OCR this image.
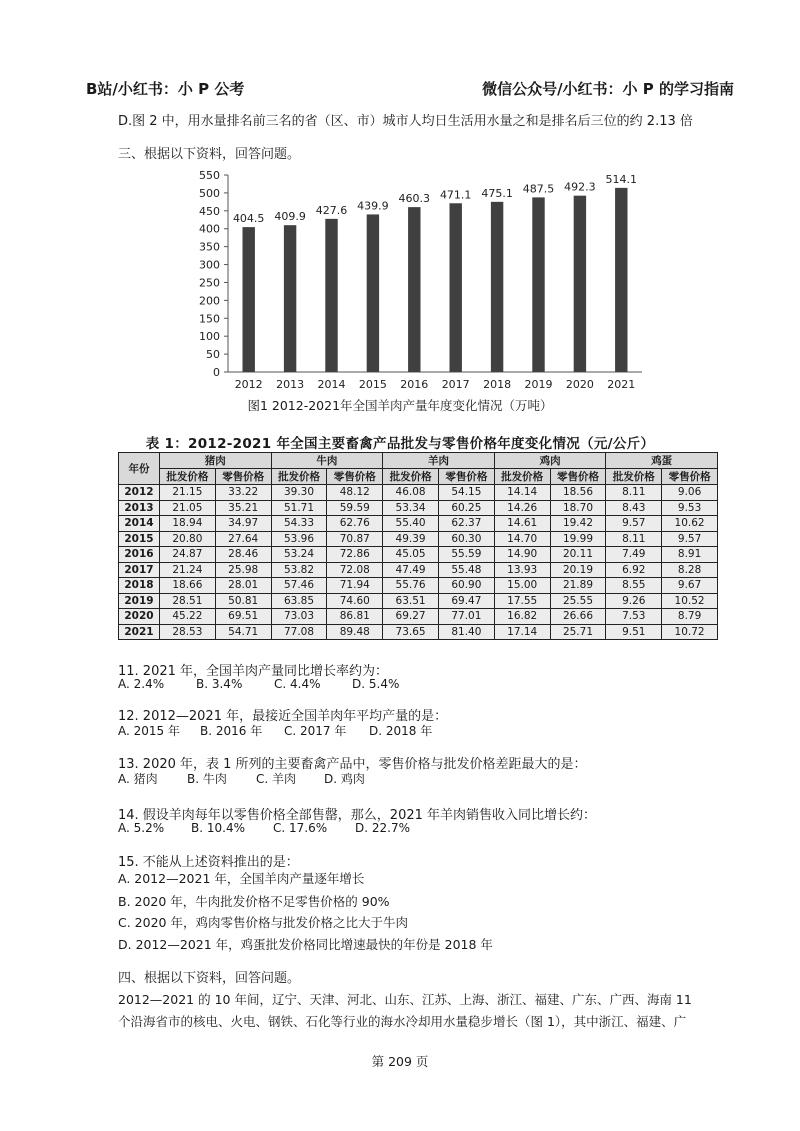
B站/小红书：小 P 公考	微信公众号/小红书：小 P 的学习指南
D.图 2 中，用水量排名前三名的省（区、市）城市人均日生活用水量之和是排名后三位的约 2.13 倍
三、根据以下资料，回答问题。
0
50
100
150
200
250
300
350
400
450
500
550
404.5
2012
409.9
2013
427.6
2014
439.9
2015
460.3
2016
471.1
2017
475.1
2018
487.5
2019
492.3
2020
514.1
2021
图1 2012-2021年全国羊肉产量年度变化情况（万吨）
表 1：2012-2021 年全国主要畜禽产品批发与零售价格年度变化情况（元/公斤）
年份	猪肉		牛肉		羊肉		鸡肉		鸡蛋	
	批发价格	零售价格	批发价格	零售价格	批发价格	零售价格	批发价格	零售价格	批发价格	零售价格
2012	21.15	33.22	39.30	48.12	46.08	54.15	14.14	18.56	8.11	9.06
2013	21.05	35.21	51.71	59.59	53.34	60.25	14.26	18.70	8.43	9.53
2014	18.94	34.97	54.33	62.76	55.40	62.37	14.61	19.42	9.57	10.62
2015	20.80	27.64	53.96	70.87	49.39	60.30	14.70	19.99	8.11	9.57
2016	24.87	28.46	53.24	72.86	45.05	55.59	14.90	20.11	7.49	8.91
2017	21.24	25.98	53.82	72.08	47.49	55.48	13.93	20.19	6.92	8.28
2018	18.66	28.01	57.46	71.94	55.76	60.90	15.00	21.89	8.55	9.67
2019	28.51	50.81	63.85	74.60	63.51	69.47	17.55	25.55	9.26	10.52
2020	45.22	69.51	73.03	86.81	69.27	77.01	16.82	26.66	7.53	8.79
2021	28.53	54.71	77.08	89.48	73.65	81.40	17.14	25.71	9.51	10.72
11. 2021 年，全国羊肉产量同比增长率约为：
A. 2.4%	B. 3.4%	C. 4.4%	D. 5.4%
12. 2012—2021 年，最接近全国羊肉年平均产量的是：
A. 2015 年 B. 2016 年 C. 2017 年 D. 2018 年
13. 2020 年，表 1 所列的主要畜禽产品中，零售价格与批发价格差距最大的是：
A. 猪肉 B. 牛肉 C. 羊肉 D. 鸡肉
14. 假设羊肉每年以零售价格全部售罄，那么，2021 年羊肉销售收入同比增长约：
A. 5.2% B. 10.4% C. 17.6% D. 22.7%
15. 不能从上述资料推出的是：
A. 2012—2021 年，全国羊肉产量逐年增长
B. 2020 年，牛肉批发价格不足零售价格的 90%
C. 2020 年，鸡肉零售价格与批发价格之比大于牛肉
D. 2012—2021 年，鸡蛋批发价格同比增速最快的年份是 2018 年
四、根据以下资料，回答问题。
2012—2021 的 10 年间，辽宁、天津、河北、山东、江苏、上海、浙江、福建、广东、广西、海南 11
个沿海省市的核电、火电、钢铁、石化等行业的海水冷却用水量稳步增长（图 1），其中浙江、福建、广
第 209 页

• [Work required] Restate each entry word for word, leaving out any pictures.

• [Result for this exercise]
OCR this image.
B站/小红书：小 P 公考	微信公众号/小红书：小 P 的学习指南
D.图 2 中，用水量排名前三名的省（区、市）城市人均日生活用水量之和是排名后三位的约 2.13 倍
三、根据以下资料，回答问题。
0
50
100
150
200
250
300
350
400
450
500
550
404.5
2012
409.9
2013
427.6
2014
439.9
2015
460.3
2016
471.1
2017
475.1
2018
487.5
2019
492.3
2020
514.1
2021
图1 2012-2021年全国羊肉产量年度变化情况（万吨）
表 1：2012-2021 年全国主要畜禽产品批发与零售价格年度变化情况（元/公斤）
年份	猪肉		牛肉		羊肉		鸡肉		鸡蛋	
	批发价格	零售价格	批发价格	零售价格	批发价格	零售价格	批发价格	零售价格	批发价格	零售价格
2012	21.15	33.22	39.30	48.12	46.08	54.15	14.14	18.56	8.11	9.06
2013	21.05	35.21	51.71	59.59	53.34	60.25	14.26	18.70	8.43	9.53
2014	18.94	34.97	54.33	62.76	55.40	62.37	14.61	19.42	9.57	10.62
2015	20.80	27.64	53.96	70.87	49.39	60.30	14.70	19.99	8.11	9.57
2016	24.87	28.46	53.24	72.86	45.05	55.59	14.90	20.11	7.49	8.91
2017	21.24	25.98	53.82	72.08	47.49	55.48	13.93	20.19	6.92	8.28
2018	18.66	28.01	57.46	71.94	55.76	60.90	15.00	21.89	8.55	9.67
2019	28.51	50.81	63.85	74.60	63.51	69.47	17.55	25.55	9.26	10.52
2020	45.22	69.51	73.03	86.81	69.27	77.01	16.82	26.66	7.53	8.79
2021	28.53	54.71	77.08	89.48	73.65	81.40	17.14	25.71	9.51	10.72
11. 2021 年，全国羊肉产量同比增长率约为：
A. 2.4%	B. 3.4%	C. 4.4%	D. 5.4%
12. 2012—2021 年，最接近全国羊肉年平均产量的是：
A. 2015 年 B. 2016 年 C. 2017 年 D. 2018 年
13. 2020 年，表 1 所列的主要畜禽产品中，零售价格与批发价格差距最大的是：
A. 猪肉 B. 牛肉 C. 羊肉 D. 鸡肉
14. 假设羊肉每年以零售价格全部售罄，那么，2021 年羊肉销售收入同比增长约：
A. 5.2% B. 10.4% C. 17.6% D. 22.7%
15. 不能从上述资料推出的是：
A. 2012—2021 年，全国羊肉产量逐年增长
B. 2020 年，牛肉批发价格不足零售价格的 90%
C. 2020 年，鸡肉零售价格与批发价格之比大于牛肉
D. 2012—2021 年，鸡蛋批发价格同比增速最快的年份是 2018 年
四、根据以下资料，回答问题。
2012—2021 的 10 年间，辽宁、天津、河北、山东、江苏、上海、浙江、福建、广东、广西、海南 11
个沿海省市的核电、火电、钢铁、石化等行业的海水冷却用水量稳步增长（图 1），其中浙江、福建、广
第 209 页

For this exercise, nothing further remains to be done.